**AIM OF THE TASK**
Transcribe the full listing exactly, and drop every picture.

[Start of DATA SECTION]

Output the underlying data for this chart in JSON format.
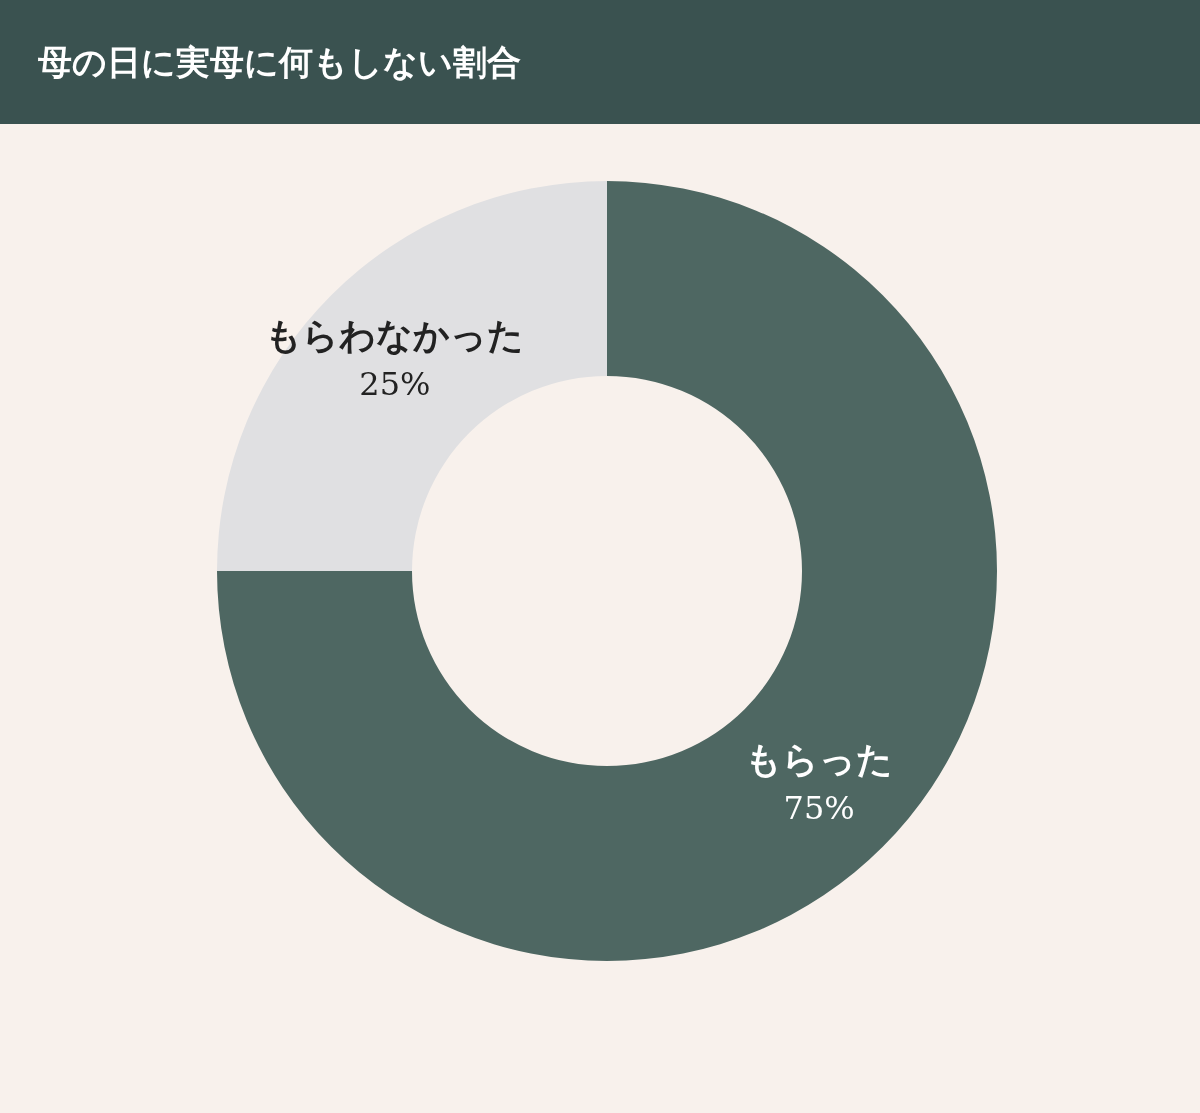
{
  "chart_data": {
    "type": "donut",
    "title": "母の日に実母に何もしない割合",
    "categories": [
      "もらった",
      "もらわなかった"
    ],
    "values": [
      75,
      25
    ],
    "colors": [
      "#4e6762",
      "#e0e0e2"
    ],
    "value_labels": [
      "75%",
      "25%"
    ]
  }
}
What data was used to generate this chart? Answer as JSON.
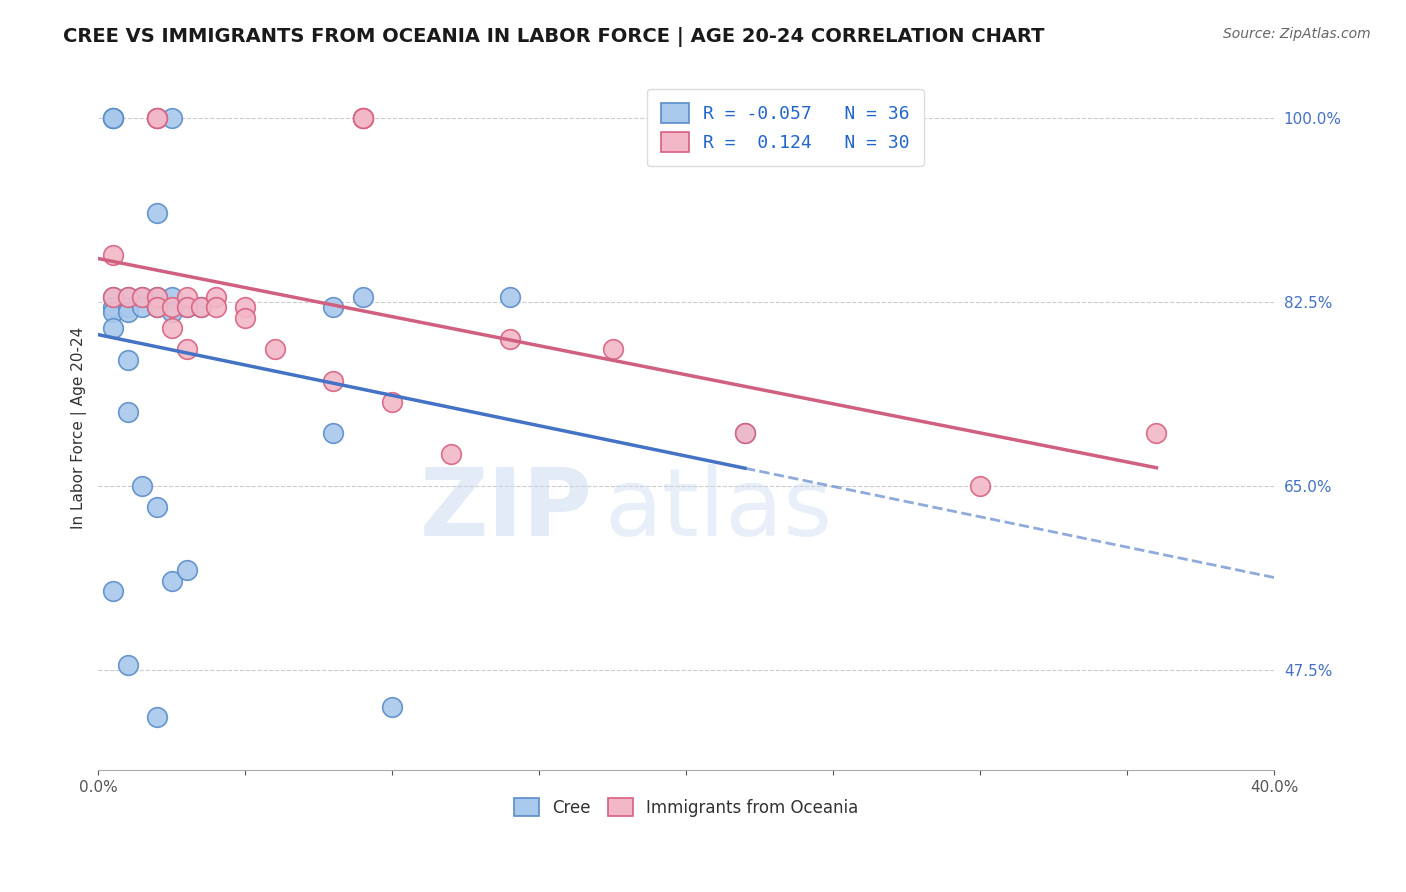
{
  "title": "CREE VS IMMIGRANTS FROM OCEANIA IN LABOR FORCE | AGE 20-24 CORRELATION CHART",
  "source": "Source: ZipAtlas.com",
  "ylabel": "In Labor Force | Age 20-24",
  "xlim": [
    0.0,
    0.4
  ],
  "ylim": [
    0.38,
    1.03
  ],
  "xticks": [
    0.0,
    0.05,
    0.1,
    0.15,
    0.2,
    0.25,
    0.3,
    0.35,
    0.4
  ],
  "xtick_labels": [
    "0.0%",
    "",
    "",
    "",
    "",
    "",
    "",
    "",
    "40.0%"
  ],
  "ytick_labels": [
    "100.0%",
    "82.5%",
    "65.0%",
    "47.5%"
  ],
  "ytick_vals": [
    1.0,
    0.825,
    0.65,
    0.475
  ],
  "watermark_top": "ZIP",
  "watermark_bot": "atlas",
  "legend_line1": "R = -0.057   N = 36",
  "legend_line2": "R =  0.124   N = 30",
  "blue_color": "#A8C8EC",
  "pink_color": "#F2B8C8",
  "blue_edge": "#5B8DC8",
  "pink_edge": "#D86080",
  "blue_line": "#4472C4",
  "pink_line": "#D06080",
  "blue_x": [
    0.005,
    0.005,
    0.005,
    0.005,
    0.005,
    0.005,
    0.01,
    0.01,
    0.01,
    0.01,
    0.015,
    0.015,
    0.02,
    0.02,
    0.02,
    0.02,
    0.025,
    0.025,
    0.025,
    0.03,
    0.035,
    0.08,
    0.08,
    0.09,
    0.1,
    0.14,
    0.22,
    0.01,
    0.02,
    0.03,
    0.005,
    0.005,
    0.02,
    0.025,
    0.01,
    0.015
  ],
  "blue_y": [
    0.83,
    0.82,
    0.815,
    0.8,
    0.55,
    1.0,
    0.83,
    0.82,
    0.815,
    0.77,
    0.83,
    0.82,
    0.91,
    0.83,
    0.82,
    0.63,
    0.83,
    0.815,
    0.56,
    0.82,
    0.82,
    0.82,
    0.7,
    0.83,
    0.44,
    0.83,
    0.7,
    0.48,
    0.43,
    0.57,
    1.0,
    1.0,
    1.0,
    1.0,
    0.72,
    0.65
  ],
  "pink_x": [
    0.005,
    0.005,
    0.01,
    0.015,
    0.02,
    0.02,
    0.025,
    0.025,
    0.03,
    0.03,
    0.03,
    0.035,
    0.04,
    0.04,
    0.05,
    0.05,
    0.06,
    0.08,
    0.09,
    0.09,
    0.09,
    0.1,
    0.12,
    0.14,
    0.175,
    0.22,
    0.3,
    0.36,
    0.02,
    0.02
  ],
  "pink_y": [
    0.87,
    0.83,
    0.83,
    0.83,
    0.83,
    0.82,
    0.82,
    0.8,
    0.83,
    0.82,
    0.78,
    0.82,
    0.83,
    0.82,
    0.82,
    0.81,
    0.78,
    0.75,
    1.0,
    1.0,
    1.0,
    0.73,
    0.68,
    0.79,
    0.78,
    0.7,
    0.65,
    0.7,
    1.0,
    1.0
  ],
  "background_color": "#FFFFFF",
  "title_fontsize": 14,
  "axis_label_fontsize": 11,
  "tick_fontsize": 11
}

[End of DATA SECTION]

**THE RESULT**
Output the underlying data for this chart in JSON format.
{
  "chart_data": {
    "type": "donut",
    "title": "母の日に実母に何もしない割合",
    "categories": [
      "もらった",
      "もらわなかった"
    ],
    "values": [
      75,
      25
    ],
    "colors": [
      "#4e6762",
      "#e0e0e2"
    ],
    "value_labels": [
      "75%",
      "25%"
    ]
  }
}
What data was used to generate this chart? Answer as JSON.
{
  "title": "CREE VS IMMIGRANTS FROM OCEANIA IN LABOR FORCE | AGE 20-24 CORRELATION CHART",
  "source": "Source: ZipAtlas.com",
  "ylabel": "In Labor Force | Age 20-24",
  "xlim": [
    0.0,
    0.4
  ],
  "ylim": [
    0.38,
    1.03
  ],
  "xticks": [
    0.0,
    0.05,
    0.1,
    0.15,
    0.2,
    0.25,
    0.3,
    0.35,
    0.4
  ],
  "xtick_labels": [
    "0.0%",
    "",
    "",
    "",
    "",
    "",
    "",
    "",
    "40.0%"
  ],
  "ytick_labels": [
    "100.0%",
    "82.5%",
    "65.0%",
    "47.5%"
  ],
  "ytick_vals": [
    1.0,
    0.825,
    0.65,
    0.475
  ],
  "watermark_top": "ZIP",
  "watermark_bot": "atlas",
  "legend_line1": "R = -0.057   N = 36",
  "legend_line2": "R =  0.124   N = 30",
  "blue_color": "#A8C8EC",
  "pink_color": "#F2B8C8",
  "blue_edge": "#5B8DC8",
  "pink_edge": "#D86080",
  "blue_line": "#4472C4",
  "pink_line": "#D06080",
  "blue_x": [
    0.005,
    0.005,
    0.005,
    0.005,
    0.005,
    0.005,
    0.01,
    0.01,
    0.01,
    0.01,
    0.015,
    0.015,
    0.02,
    0.02,
    0.02,
    0.02,
    0.025,
    0.025,
    0.025,
    0.03,
    0.035,
    0.08,
    0.08,
    0.09,
    0.1,
    0.14,
    0.22,
    0.01,
    0.02,
    0.03,
    0.005,
    0.005,
    0.02,
    0.025,
    0.01,
    0.015
  ],
  "blue_y": [
    0.83,
    0.82,
    0.815,
    0.8,
    0.55,
    1.0,
    0.83,
    0.82,
    0.815,
    0.77,
    0.83,
    0.82,
    0.91,
    0.83,
    0.82,
    0.63,
    0.83,
    0.815,
    0.56,
    0.82,
    0.82,
    0.82,
    0.7,
    0.83,
    0.44,
    0.83,
    0.7,
    0.48,
    0.43,
    0.57,
    1.0,
    1.0,
    1.0,
    1.0,
    0.72,
    0.65
  ],
  "pink_x": [
    0.005,
    0.005,
    0.01,
    0.015,
    0.02,
    0.02,
    0.025,
    0.025,
    0.03,
    0.03,
    0.03,
    0.035,
    0.04,
    0.04,
    0.05,
    0.05,
    0.06,
    0.08,
    0.09,
    0.09,
    0.09,
    0.1,
    0.12,
    0.14,
    0.175,
    0.22,
    0.3,
    0.36,
    0.02,
    0.02
  ],
  "pink_y": [
    0.87,
    0.83,
    0.83,
    0.83,
    0.83,
    0.82,
    0.82,
    0.8,
    0.83,
    0.82,
    0.78,
    0.82,
    0.83,
    0.82,
    0.82,
    0.81,
    0.78,
    0.75,
    1.0,
    1.0,
    1.0,
    0.73,
    0.68,
    0.79,
    0.78,
    0.7,
    0.65,
    0.7,
    1.0,
    1.0
  ],
  "background_color": "#FFFFFF",
  "title_fontsize": 14,
  "axis_label_fontsize": 11,
  "tick_fontsize": 11
}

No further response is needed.